• _Document extract_:
=======
“What makes the Jacob Wetterling story so newsworthy?” a colleague rightly asked today.
Jacob Wetterling is, I replied, the poster child for missing children. He, like Adam Walsh, are also the two cases that have changed the nature of social interaction in Minnesota and elsewhere. The threat of stranger abductions has led us to keep a tighter rein on our kids. Visit any basketball court, baseball diamond, or tennis court in the middle of the day in a park these days, and you’ll probably find yourself with some alone time. Is it a justified precaution? The numbers say “no,” but who wants their kid to be the exception?
Twenty-two kids are on the National Center for Missing and Exploited Children list of missing children from Minnesota. Eleven of them are believed to have been taken by their mother or father. A handful of the people on the list were in their late teens and are believed to have run away.
=======
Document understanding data
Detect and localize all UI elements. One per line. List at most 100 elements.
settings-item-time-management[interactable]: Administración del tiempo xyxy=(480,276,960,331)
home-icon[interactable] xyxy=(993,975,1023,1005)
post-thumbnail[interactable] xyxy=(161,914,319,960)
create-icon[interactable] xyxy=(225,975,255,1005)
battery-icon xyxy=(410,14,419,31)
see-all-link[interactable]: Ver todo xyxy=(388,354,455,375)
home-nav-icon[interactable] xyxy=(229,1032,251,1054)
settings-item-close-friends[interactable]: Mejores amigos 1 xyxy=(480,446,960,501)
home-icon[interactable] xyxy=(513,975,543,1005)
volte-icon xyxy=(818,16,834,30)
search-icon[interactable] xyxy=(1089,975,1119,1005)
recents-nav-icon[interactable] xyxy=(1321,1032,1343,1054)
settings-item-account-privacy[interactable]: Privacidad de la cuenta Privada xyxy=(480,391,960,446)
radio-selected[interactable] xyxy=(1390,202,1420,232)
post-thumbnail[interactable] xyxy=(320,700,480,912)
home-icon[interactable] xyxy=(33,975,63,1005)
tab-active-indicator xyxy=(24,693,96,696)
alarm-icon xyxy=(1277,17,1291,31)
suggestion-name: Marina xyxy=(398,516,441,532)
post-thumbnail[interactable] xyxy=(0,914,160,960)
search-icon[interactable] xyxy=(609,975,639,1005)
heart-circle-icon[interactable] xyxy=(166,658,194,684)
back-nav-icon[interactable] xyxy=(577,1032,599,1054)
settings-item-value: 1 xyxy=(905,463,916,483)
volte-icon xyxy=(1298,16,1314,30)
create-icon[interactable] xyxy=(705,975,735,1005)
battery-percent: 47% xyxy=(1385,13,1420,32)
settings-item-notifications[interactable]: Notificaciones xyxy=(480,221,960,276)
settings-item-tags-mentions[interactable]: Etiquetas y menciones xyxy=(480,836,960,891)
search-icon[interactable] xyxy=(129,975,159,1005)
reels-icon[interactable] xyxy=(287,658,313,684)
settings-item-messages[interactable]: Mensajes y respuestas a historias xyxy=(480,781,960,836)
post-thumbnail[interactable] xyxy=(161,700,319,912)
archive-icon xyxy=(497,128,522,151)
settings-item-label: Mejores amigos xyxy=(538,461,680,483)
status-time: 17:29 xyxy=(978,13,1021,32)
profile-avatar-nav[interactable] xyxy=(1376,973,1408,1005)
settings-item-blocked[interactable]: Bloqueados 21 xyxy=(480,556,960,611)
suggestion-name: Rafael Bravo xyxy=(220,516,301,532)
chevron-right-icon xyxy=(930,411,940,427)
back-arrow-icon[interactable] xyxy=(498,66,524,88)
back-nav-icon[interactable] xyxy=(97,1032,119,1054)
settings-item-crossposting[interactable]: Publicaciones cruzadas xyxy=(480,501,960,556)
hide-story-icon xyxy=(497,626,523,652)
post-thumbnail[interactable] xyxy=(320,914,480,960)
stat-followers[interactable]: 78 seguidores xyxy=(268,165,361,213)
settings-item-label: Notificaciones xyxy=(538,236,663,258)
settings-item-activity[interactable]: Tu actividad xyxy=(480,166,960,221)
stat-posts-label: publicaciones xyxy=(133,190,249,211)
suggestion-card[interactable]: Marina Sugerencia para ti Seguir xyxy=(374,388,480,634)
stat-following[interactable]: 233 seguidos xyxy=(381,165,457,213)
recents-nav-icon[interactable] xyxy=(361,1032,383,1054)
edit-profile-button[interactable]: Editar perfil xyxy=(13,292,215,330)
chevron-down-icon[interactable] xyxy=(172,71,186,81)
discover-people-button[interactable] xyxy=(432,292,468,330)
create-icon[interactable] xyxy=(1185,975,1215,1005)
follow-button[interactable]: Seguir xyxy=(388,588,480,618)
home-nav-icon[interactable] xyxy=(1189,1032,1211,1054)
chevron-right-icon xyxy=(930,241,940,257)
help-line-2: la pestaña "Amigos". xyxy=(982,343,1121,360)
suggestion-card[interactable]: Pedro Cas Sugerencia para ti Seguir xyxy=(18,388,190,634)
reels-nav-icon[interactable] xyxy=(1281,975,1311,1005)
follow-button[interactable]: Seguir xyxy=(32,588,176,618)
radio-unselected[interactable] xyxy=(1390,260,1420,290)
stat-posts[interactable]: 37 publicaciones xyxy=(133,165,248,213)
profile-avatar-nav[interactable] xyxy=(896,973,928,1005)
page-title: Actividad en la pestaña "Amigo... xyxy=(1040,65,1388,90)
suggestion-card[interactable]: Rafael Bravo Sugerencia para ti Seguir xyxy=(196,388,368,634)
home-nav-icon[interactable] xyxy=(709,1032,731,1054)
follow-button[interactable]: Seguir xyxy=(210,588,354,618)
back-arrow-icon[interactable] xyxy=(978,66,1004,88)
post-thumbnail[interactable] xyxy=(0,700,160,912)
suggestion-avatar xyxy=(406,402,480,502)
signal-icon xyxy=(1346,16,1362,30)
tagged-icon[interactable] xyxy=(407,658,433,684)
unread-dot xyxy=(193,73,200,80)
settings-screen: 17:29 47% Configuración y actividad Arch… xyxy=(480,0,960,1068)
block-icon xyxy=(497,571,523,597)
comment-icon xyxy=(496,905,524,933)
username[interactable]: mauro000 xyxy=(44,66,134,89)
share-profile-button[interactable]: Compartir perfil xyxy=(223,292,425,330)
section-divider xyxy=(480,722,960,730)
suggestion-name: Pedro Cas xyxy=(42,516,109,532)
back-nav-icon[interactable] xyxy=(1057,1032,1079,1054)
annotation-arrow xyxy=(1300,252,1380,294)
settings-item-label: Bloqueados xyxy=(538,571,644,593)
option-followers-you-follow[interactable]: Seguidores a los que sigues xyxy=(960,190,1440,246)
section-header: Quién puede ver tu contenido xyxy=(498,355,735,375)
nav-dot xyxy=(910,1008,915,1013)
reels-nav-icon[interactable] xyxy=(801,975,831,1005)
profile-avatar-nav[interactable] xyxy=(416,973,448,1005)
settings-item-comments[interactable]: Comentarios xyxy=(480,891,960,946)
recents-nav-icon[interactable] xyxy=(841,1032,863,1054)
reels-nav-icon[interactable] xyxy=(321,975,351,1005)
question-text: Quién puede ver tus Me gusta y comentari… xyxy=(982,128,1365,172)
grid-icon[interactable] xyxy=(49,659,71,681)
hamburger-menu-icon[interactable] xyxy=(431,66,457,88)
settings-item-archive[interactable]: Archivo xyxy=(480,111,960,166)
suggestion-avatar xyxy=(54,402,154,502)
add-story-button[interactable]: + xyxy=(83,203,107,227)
=======
• _Apply what you read_:
1. Reproduce the piece on Jacob Wetterling word for word, starting at "Jacob Wetterling is, I" and ending at "be the exception?".
2. Write the next part of the piece on Jacob Wetterling and missing children, picking up right after its final sentence.

• _Outputs in order_:
1.
Jacob Wetterling is, I replied, the poster child for missing children. He, like Adam Walsh, are also the two cases that have changed the nature of social interaction in Minnesota and elsewhere. The threat of stranger abductions has led us to keep a tighter rein on our kids. Visit any basketball court, baseball diamond, or tennis court in the middle of the day in a park these days, and you’ll probably find yourself with some alone time. Is it a justified precaution? The numbers say “no,” but who wants their kid to be the exception?

2.
In addition to Jacob Wetterling, only five on the list were 15 or younger:
Kevin Ayotte disappeared from Sugarbush in 1982. He was 3.
Amy Pagnac was 13 when she was last seen at an Osseo gas station.
Corrine Erstad was 5 when she went missing. A man was charged with her murder. Her blood-stained sundress was found in a storage he rented, but after a 5 1/2 month trial, a jury acquitted the man. Her body has not been found despite searches of a marsh in Oakdale.
Aaron Anderson disappeared from Pine City when he was 2.
Leanna Warner was 5 when last seen in Chisholm.
What makes Jacob Wetterling’s situation newsworthy is that stranger abductions in Minnesota almost never happen. And if it turns out a neighbor was involved in Wetterling’s disappearance, it didn’t happen to him, either.